*What you have to do:*
Locate each line holding the string "rgba" and copy it.

*Material provided:*
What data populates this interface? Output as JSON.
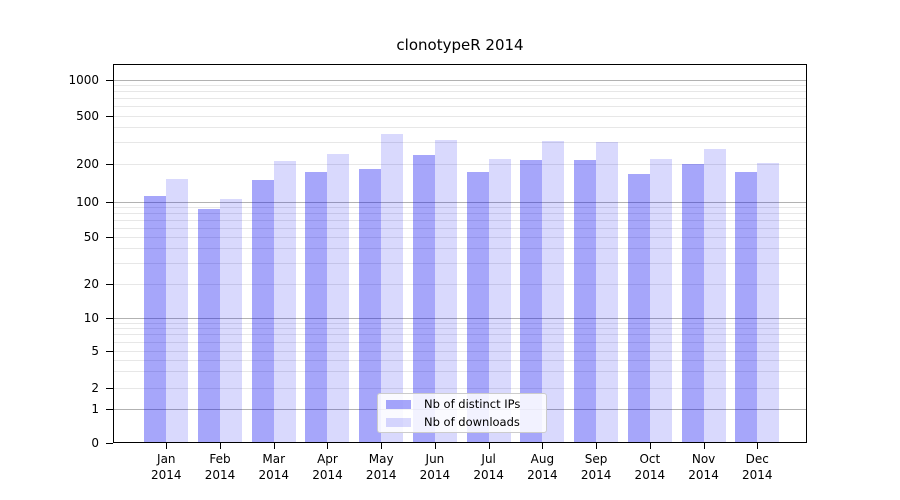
{
  "figure": {
    "title": "clonotypeR 2014",
    "background_color": "#ffffff"
  },
  "chart_data": {
    "type": "bar",
    "title": "clonotypeR 2014",
    "xlabel": "",
    "ylabel": "",
    "yscale": "symlog",
    "ylim": [
      0,
      1340
    ],
    "yticks": [
      0,
      1,
      2,
      5,
      10,
      20,
      50,
      100,
      200,
      500,
      1000
    ],
    "grid": true,
    "grid_colors": {
      "major": "#b2b2b2",
      "minor": "#e7e7e7"
    },
    "legend_position": "lower center",
    "categories": [
      "Jan 2014",
      "Feb 2014",
      "Mar 2014",
      "Apr 2014",
      "May 2014",
      "Jun 2014",
      "Jul 2014",
      "Aug 2014",
      "Sep 2014",
      "Oct 2014",
      "Nov 2014",
      "Dec 2014"
    ],
    "series": [
      {
        "name": "Nb of distinct IPs",
        "color_hex": "#a6a6f7",
        "fill": "rgba(0,0,240,0.35)",
        "values": [
          110,
          86,
          147,
          170,
          180,
          235,
          170,
          213,
          212,
          165,
          198,
          170
        ]
      },
      {
        "name": "Nb of downloads",
        "color_hex": "#d9d9fb",
        "fill": "rgba(0,0,240,0.15)",
        "values": [
          150,
          105,
          210,
          240,
          350,
          315,
          220,
          310,
          300,
          216,
          266,
          203
        ]
      }
    ]
  }
}
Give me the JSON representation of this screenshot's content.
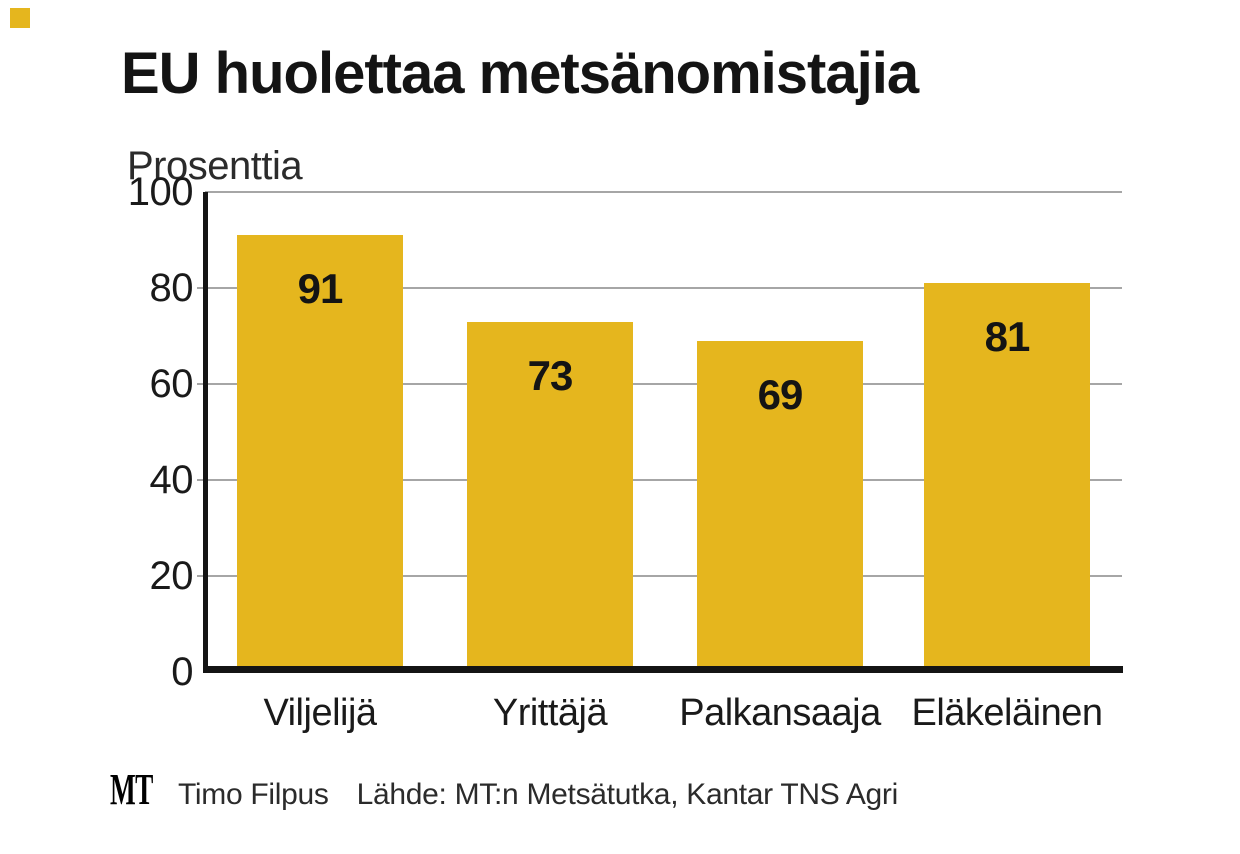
{
  "page": {
    "background": "#ffffff"
  },
  "header": {
    "brand_square_color": "#E5B61E",
    "title": "EU huolettaa metsänomistajia",
    "unit_label": "Prosenttia"
  },
  "chart_data": {
    "type": "bar",
    "title": "EU huolettaa metsänomistajia",
    "ylabel": "Prosenttia",
    "categories": [
      "Viljelijä",
      "Yrittäjä",
      "Palkansaaja",
      "Eläkeläinen"
    ],
    "values": [
      91,
      73,
      69,
      81
    ],
    "ylim": [
      0,
      100
    ],
    "yticks": [
      0,
      20,
      40,
      60,
      80,
      100
    ],
    "grid": true,
    "legend_position": "none",
    "bar_color": "#E5B61E",
    "gridline_color": "#A6A6A6",
    "axis_color": "#141414",
    "value_label_color": "#141414"
  },
  "footer": {
    "logo": "MT",
    "credit": "Timo Filpus",
    "source": "Lähde: MT:n Metsätutka, Kantar TNS Agri"
  }
}
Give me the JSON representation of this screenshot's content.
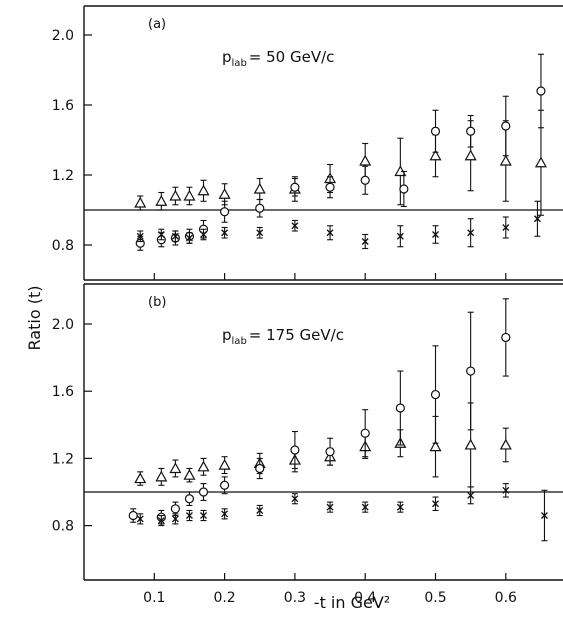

*Exercise output:*
        "fill": "rgba(0,0,240,0.35)",
        "fill": "rgba(0,0,240,0.15)",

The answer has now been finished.